Can't comment, I do not understand these subtleties.

But I'd like to note that fatal_signal_pending() can be true when the
process wasn't killed, but another thread does exit_group/exec.

I am not saying this is wrong, just I'd like to be sure this didn't
escape your attention.

> ---
> diff --git a/mm/page_alloc.c b/mm/page_alloc.c
> --- a/mm/page_alloc.c
> +++ b/mm/page_alloc.c
> @@ -1610,13 +1610,21 @@ try_next_zone:
> }
>
> static inline int
> -should_alloc_retry(gfp_t gfp_mask, unsigned int order,
> +should_alloc_retry(struct task_struct *p, gfp_t gfp_mask, unsigned int order,
> unsigned long pages_reclaimed)
> {
> /* Do not loop if specifically requested */
> if (gfp_mask & __GFP_NORETRY)
> return 0;
>
> + /* Loop if specifically requested */
> + if (gfp_mask & __GFP_NOFAIL)
> + return 1;
> +
> + /* Task is killed, fail the allocation if possible */
> + if (fatal_signal_pending(p))
> + return 0;
> +
> /*
> * In this implementation, order <= PAGE_ALLOC_COSTLY_ORDER
> * means __GFP_NOFAIL, but that may not be true in other
> @@ -1635,13 +1643,6 @@ should_alloc_retry(gfp_t gfp_mask, unsigned int order,
> if (gfp_mask & __GFP_REPEAT && pages_reclaimed < (1 << order))
> return 1;
>
> - /*
> - * Don't let big-order allocations loop unless the caller
> - * explicitly requests that.
> - */
> - if (gfp_mask & __GFP_NOFAIL)
> - return 1;
> -
> return 0;
> }
>
> @@ -1798,6 +1799,7 @@ gfp_to_alloc_flags(gfp_t gfp_mask)
> if (likely(!(gfp_mask & __GFP_NOMEMALLOC))) {
> if (!in_interrupt() &&
> ((p->flags & PF_MEMALLOC) ||
> + (fatal_signal_pending(p) && (gfp_mask & __GFP_NOFAIL)) ||
> unlikely(test_thread_flag(TIF_MEMDIE))))
> alloc_flags |= ALLOC_NO_WATERMARKS;
> }
> @@ -1812,6 +1814,7 @@ __alloc_pages_slowpath(gfp_t gfp_mask, unsigned int order,
> int migratetype)
> {
> const gfp_t wait = gfp_mask & __GFP_WAIT;
> + const gfp_t nofail = gfp_mask & __GFP_NOFAIL;
> struct page *page = NULL;
> int alloc_flags;
> unsigned long pages_reclaimed = 0;
> @@ -1876,7 +1879,7 @@ rebalance:
> goto nopage;
>
> /* Avoid allocations with no watermarks from looping endlessly */
> - if (test_thread_flag(TIF_MEMDIE) && !(gfp_mask & __GFP_NOFAIL))
> + if (test_thread_flag(TIF_MEMDIE) && !nofail)
> goto nopage;
>
> /* Try direct reclaim and then allocating */
> @@ -1888,6 +1891,10 @@ rebalance:
> if (page)
> goto got_pg;
>
> + /* Task is killed, fail the allocation if possible */
> + if (fatal_signal_pending(p) && !nofail)

Tasks to complete:
1. In the patch review, swap "thread" for "task" and give the passage from "Can't comment, I" up to and including "escape your attention.".
2. Which __GFP_ flags are named anywhere in the patch review?
3. According to the patch review, in what case can fatal_signal_pending() be true even though the process wasn't killed?

Stored records:
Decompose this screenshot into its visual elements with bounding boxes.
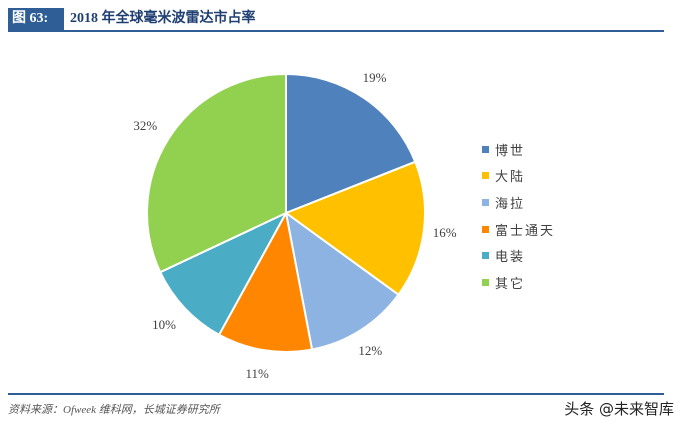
legend-label: 电装 (495, 250, 526, 266)
pie-label: 32% (133, 117, 158, 133)
legend-swatch-icon (482, 225, 489, 233)
legend-label: 富士通天 (495, 223, 556, 239)
legend-swatch-icon (482, 172, 489, 180)
legend-label: 其它 (495, 276, 526, 292)
legend-swatch-icon (482, 278, 489, 286)
pie-label: 10% (152, 316, 177, 332)
title-bar: 图 63: 2018 年全球毫米波雷达市占率 (8, 8, 664, 32)
pie-label: 16% (432, 225, 457, 241)
source-note: 资料来源：Ofweek 维科网，长城证券研究所 (8, 404, 220, 416)
legend-item: 大陆 (482, 163, 555, 190)
pie-slice-4 (217, 210, 314, 353)
pie-label: 12% (358, 342, 383, 358)
legend-swatch-icon (482, 145, 489, 153)
legend-label: 博世 (495, 143, 526, 159)
watermark: 头条 @未来智库 (564, 400, 674, 418)
legend-item: 其它 (482, 269, 555, 296)
legend-label: 大陆 (495, 170, 526, 186)
legend-swatch-icon (482, 252, 489, 260)
pie-slice-1 (285, 72, 417, 215)
footer-divider (8, 393, 664, 395)
figure-tag: 图 63: (8, 8, 64, 30)
pie-label: 19% (362, 70, 387, 86)
legend-item: 电装 (482, 242, 555, 269)
legend-item: 海拉 (482, 189, 555, 216)
legend-swatch-icon (482, 198, 489, 206)
pie-slice-6 (146, 72, 287, 274)
pie-slice-2 (283, 160, 426, 297)
pie-slice-3 (284, 210, 400, 351)
legend-label: 海拉 (495, 196, 526, 212)
pie-slice-5 (158, 210, 289, 337)
pie-label: 11% (245, 365, 269, 381)
legend-item: 富士通天 (482, 216, 555, 243)
legend-item: 博世 (482, 136, 555, 163)
chart-title: 2018 年全球毫米波雷达市占率 (70, 11, 256, 26)
chart-legend: 博世大陆海拉富士通天电装其它 (482, 136, 555, 296)
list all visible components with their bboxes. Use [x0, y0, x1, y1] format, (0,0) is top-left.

Answer set:
1.
Can't comment, I do not understand these subtleties.

But I'd like to note that fatal_signal_pending() can be true when the
process wasn't killed, but another task does exit_group/exec.

I am not saying this is wrong, just I'd like to be sure this didn't
escape your attention.

2. __GFP_NORETRY, __GFP_NOFAIL, __GFP_REPEAT, __GFP_NOMEMALLOC, __GFP_WAIT

3. When another thread does exit_group/exec.